Challenge:
Look through the listing and locate every line containing the word "πηγαίνω"; copy those lines.

--------

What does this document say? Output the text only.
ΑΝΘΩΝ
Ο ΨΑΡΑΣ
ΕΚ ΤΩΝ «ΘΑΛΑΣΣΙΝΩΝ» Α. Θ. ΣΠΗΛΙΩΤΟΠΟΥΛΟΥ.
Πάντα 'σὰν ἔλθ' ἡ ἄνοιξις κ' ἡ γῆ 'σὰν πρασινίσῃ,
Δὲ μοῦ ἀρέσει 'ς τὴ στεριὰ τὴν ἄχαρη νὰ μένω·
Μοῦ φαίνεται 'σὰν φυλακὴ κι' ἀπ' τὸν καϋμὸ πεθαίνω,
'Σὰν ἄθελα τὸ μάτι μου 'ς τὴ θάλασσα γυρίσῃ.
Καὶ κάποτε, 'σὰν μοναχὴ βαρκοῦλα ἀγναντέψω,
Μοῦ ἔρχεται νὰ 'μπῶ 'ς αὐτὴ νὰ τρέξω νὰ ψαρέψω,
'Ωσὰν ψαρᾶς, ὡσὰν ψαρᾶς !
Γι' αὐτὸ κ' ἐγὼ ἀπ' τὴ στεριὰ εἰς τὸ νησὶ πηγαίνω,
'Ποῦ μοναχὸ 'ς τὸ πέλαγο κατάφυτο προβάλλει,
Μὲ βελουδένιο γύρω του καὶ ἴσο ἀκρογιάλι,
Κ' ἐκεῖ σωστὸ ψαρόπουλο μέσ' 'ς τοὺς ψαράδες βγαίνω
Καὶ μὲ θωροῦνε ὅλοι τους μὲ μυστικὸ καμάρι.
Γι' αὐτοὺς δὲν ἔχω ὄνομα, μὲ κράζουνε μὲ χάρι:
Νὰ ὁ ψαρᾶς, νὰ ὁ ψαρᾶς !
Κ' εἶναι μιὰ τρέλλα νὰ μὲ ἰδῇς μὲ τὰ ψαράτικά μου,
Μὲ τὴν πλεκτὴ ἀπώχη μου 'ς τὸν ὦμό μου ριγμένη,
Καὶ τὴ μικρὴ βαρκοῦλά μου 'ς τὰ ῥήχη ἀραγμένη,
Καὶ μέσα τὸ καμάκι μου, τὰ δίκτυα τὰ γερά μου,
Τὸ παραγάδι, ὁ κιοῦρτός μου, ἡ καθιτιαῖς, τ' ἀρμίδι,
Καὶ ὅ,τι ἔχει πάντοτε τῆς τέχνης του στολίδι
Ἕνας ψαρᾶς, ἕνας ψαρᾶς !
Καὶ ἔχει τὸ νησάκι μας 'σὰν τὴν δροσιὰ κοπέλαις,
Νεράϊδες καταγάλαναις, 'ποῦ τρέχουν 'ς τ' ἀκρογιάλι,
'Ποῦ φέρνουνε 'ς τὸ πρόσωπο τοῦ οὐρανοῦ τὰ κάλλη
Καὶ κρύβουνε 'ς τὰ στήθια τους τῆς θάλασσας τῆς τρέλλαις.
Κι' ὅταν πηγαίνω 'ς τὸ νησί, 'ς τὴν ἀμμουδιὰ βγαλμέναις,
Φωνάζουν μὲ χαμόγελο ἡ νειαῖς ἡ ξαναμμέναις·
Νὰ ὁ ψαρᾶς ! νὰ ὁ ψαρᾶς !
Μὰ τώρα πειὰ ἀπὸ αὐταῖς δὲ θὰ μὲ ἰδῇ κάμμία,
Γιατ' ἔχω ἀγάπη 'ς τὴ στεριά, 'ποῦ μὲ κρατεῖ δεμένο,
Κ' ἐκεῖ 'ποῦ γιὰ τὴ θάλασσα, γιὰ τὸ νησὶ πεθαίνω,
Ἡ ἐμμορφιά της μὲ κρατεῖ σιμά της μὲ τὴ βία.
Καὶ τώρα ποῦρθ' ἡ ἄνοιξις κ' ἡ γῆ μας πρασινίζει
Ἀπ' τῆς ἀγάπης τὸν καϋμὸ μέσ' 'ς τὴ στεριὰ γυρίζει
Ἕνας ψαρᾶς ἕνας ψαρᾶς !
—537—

--------

Exercise response:
Γι' αὐτὸ κ' ἐγὼ ἀπ' τὴ στεριὰ εἰς τὸ νησὶ πηγαίνω,
Κι' ὅταν πηγαίνω 'ς τὸ νησί, 'ς τὴν ἀμμουδιὰ βγαλμέναις,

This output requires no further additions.